Given problem
Omit every picture, then give all the entries again exactly.

-- -- --

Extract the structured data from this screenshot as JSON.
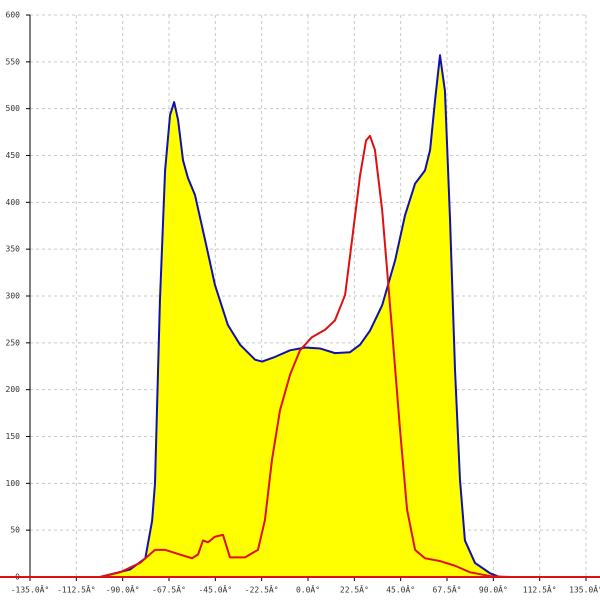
{
  "chart_data": {
    "type": "area",
    "xlim": [
      -135,
      135
    ],
    "ylim": [
      0,
      600
    ],
    "xticks": [
      {
        "value": -135,
        "label": "-135.0Â°"
      },
      {
        "value": -112.5,
        "label": "-112.5Â°"
      },
      {
        "value": -90,
        "label": "-90.0Â°"
      },
      {
        "value": -67.5,
        "label": "-67.5Â°"
      },
      {
        "value": -45,
        "label": "-45.0Â°"
      },
      {
        "value": -22.5,
        "label": "-22.5Â°"
      },
      {
        "value": 0,
        "label": "0.0Â°"
      },
      {
        "value": 22.5,
        "label": "22.5Â°"
      },
      {
        "value": 45,
        "label": "45.0Â°"
      },
      {
        "value": 67.5,
        "label": "67.5Â°"
      },
      {
        "value": 90,
        "label": "90.0Â°"
      },
      {
        "value": 112.5,
        "label": "112.5Â°"
      },
      {
        "value": 135,
        "label": "135.0Â°"
      }
    ],
    "yticks": [
      0,
      50,
      100,
      150,
      200,
      250,
      300,
      350,
      400,
      450,
      500,
      550,
      600
    ],
    "grid": true,
    "series": [
      {
        "color": "#1010b0",
        "fill": "#ffff00",
        "x": [
          -135,
          -101,
          -86.4,
          -79,
          -75.7,
          -74.3,
          -71.9,
          -69.4,
          -67,
          -65,
          -63.1,
          -60.7,
          -58.3,
          -54.9,
          -50,
          -45.2,
          -38.9,
          -33,
          -25.7,
          -22.3,
          -16,
          -8.7,
          -1.5,
          5.8,
          13.1,
          20.4,
          25.3,
          30.1,
          36,
          42.3,
          47.1,
          52,
          56.8,
          59.3,
          61.7,
          64.1,
          66.5,
          69,
          71.4,
          73.8,
          76.2,
          81.1,
          88.4,
          93.2,
          135
        ],
        "values": [
          0,
          0,
          8,
          20,
          60,
          100,
          295,
          434,
          493,
          507,
          488,
          445,
          426,
          408,
          360,
          312,
          269,
          248,
          232,
          230,
          235,
          242,
          245,
          244,
          239,
          240,
          248,
          263,
          290,
          338,
          386,
          420,
          434,
          456,
          509,
          557,
          519,
          380,
          221,
          104,
          39,
          15,
          4,
          0,
          0
        ]
      },
      {
        "color": "#e01010",
        "x": [
          -135,
          -101,
          -91.3,
          -81.6,
          -74.3,
          -69.4,
          -62.2,
          -56.3,
          -53.4,
          -51,
          -48.6,
          -45.2,
          -41.3,
          -37.9,
          -30.6,
          -24.3,
          -20.9,
          -17.5,
          -13.6,
          -8.7,
          -3.9,
          1.9,
          8.3,
          13.1,
          18,
          21.4,
          25.3,
          28.2,
          30.1,
          32.5,
          36,
          40.8,
          44.7,
          48.1,
          52,
          56.8,
          64.1,
          71.4,
          78.7,
          88.4,
          98.1,
          135
        ],
        "values": [
          0,
          0,
          5,
          15,
          29,
          29,
          24,
          20,
          24,
          39,
          37,
          43,
          45,
          21,
          21,
          29,
          61,
          125,
          178,
          216,
          242,
          256,
          264,
          274,
          301,
          360,
          429,
          466,
          471,
          456,
          392,
          264,
          157,
          72,
          29,
          20,
          17,
          12,
          5,
          1,
          0,
          0
        ]
      }
    ]
  }
}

-- -- --

Solution for this problem
Extract the structured data from this screenshot as JSON.
{
  "chart_data": {
    "type": "area",
    "xlim": [
      -135,
      135
    ],
    "ylim": [
      0,
      600
    ],
    "xticks": [
      {
        "value": -135,
        "label": "-135.0Â°"
      },
      {
        "value": -112.5,
        "label": "-112.5Â°"
      },
      {
        "value": -90,
        "label": "-90.0Â°"
      },
      {
        "value": -67.5,
        "label": "-67.5Â°"
      },
      {
        "value": -45,
        "label": "-45.0Â°"
      },
      {
        "value": -22.5,
        "label": "-22.5Â°"
      },
      {
        "value": 0,
        "label": "0.0Â°"
      },
      {
        "value": 22.5,
        "label": "22.5Â°"
      },
      {
        "value": 45,
        "label": "45.0Â°"
      },
      {
        "value": 67.5,
        "label": "67.5Â°"
      },
      {
        "value": 90,
        "label": "90.0Â°"
      },
      {
        "value": 112.5,
        "label": "112.5Â°"
      },
      {
        "value": 135,
        "label": "135.0Â°"
      }
    ],
    "yticks": [
      0,
      50,
      100,
      150,
      200,
      250,
      300,
      350,
      400,
      450,
      500,
      550,
      600
    ],
    "grid": true,
    "series": [
      {
        "color": "#1010b0",
        "fill": "#ffff00",
        "x": [
          -135,
          -101,
          -86.4,
          -79,
          -75.7,
          -74.3,
          -71.9,
          -69.4,
          -67,
          -65,
          -63.1,
          -60.7,
          -58.3,
          -54.9,
          -50,
          -45.2,
          -38.9,
          -33,
          -25.7,
          -22.3,
          -16,
          -8.7,
          -1.5,
          5.8,
          13.1,
          20.4,
          25.3,
          30.1,
          36,
          42.3,
          47.1,
          52,
          56.8,
          59.3,
          61.7,
          64.1,
          66.5,
          69,
          71.4,
          73.8,
          76.2,
          81.1,
          88.4,
          93.2,
          135
        ],
        "values": [
          0,
          0,
          8,
          20,
          60,
          100,
          295,
          434,
          493,
          507,
          488,
          445,
          426,
          408,
          360,
          312,
          269,
          248,
          232,
          230,
          235,
          242,
          245,
          244,
          239,
          240,
          248,
          263,
          290,
          338,
          386,
          420,
          434,
          456,
          509,
          557,
          519,
          380,
          221,
          104,
          39,
          15,
          4,
          0,
          0
        ]
      },
      {
        "color": "#e01010",
        "x": [
          -135,
          -101,
          -91.3,
          -81.6,
          -74.3,
          -69.4,
          -62.2,
          -56.3,
          -53.4,
          -51,
          -48.6,
          -45.2,
          -41.3,
          -37.9,
          -30.6,
          -24.3,
          -20.9,
          -17.5,
          -13.6,
          -8.7,
          -3.9,
          1.9,
          8.3,
          13.1,
          18,
          21.4,
          25.3,
          28.2,
          30.1,
          32.5,
          36,
          40.8,
          44.7,
          48.1,
          52,
          56.8,
          64.1,
          71.4,
          78.7,
          88.4,
          98.1,
          135
        ],
        "values": [
          0,
          0,
          5,
          15,
          29,
          29,
          24,
          20,
          24,
          39,
          37,
          43,
          45,
          21,
          21,
          29,
          61,
          125,
          178,
          216,
          242,
          256,
          264,
          274,
          301,
          360,
          429,
          466,
          471,
          456,
          392,
          264,
          157,
          72,
          29,
          20,
          17,
          12,
          5,
          1,
          0,
          0
        ]
      }
    ]
  }
}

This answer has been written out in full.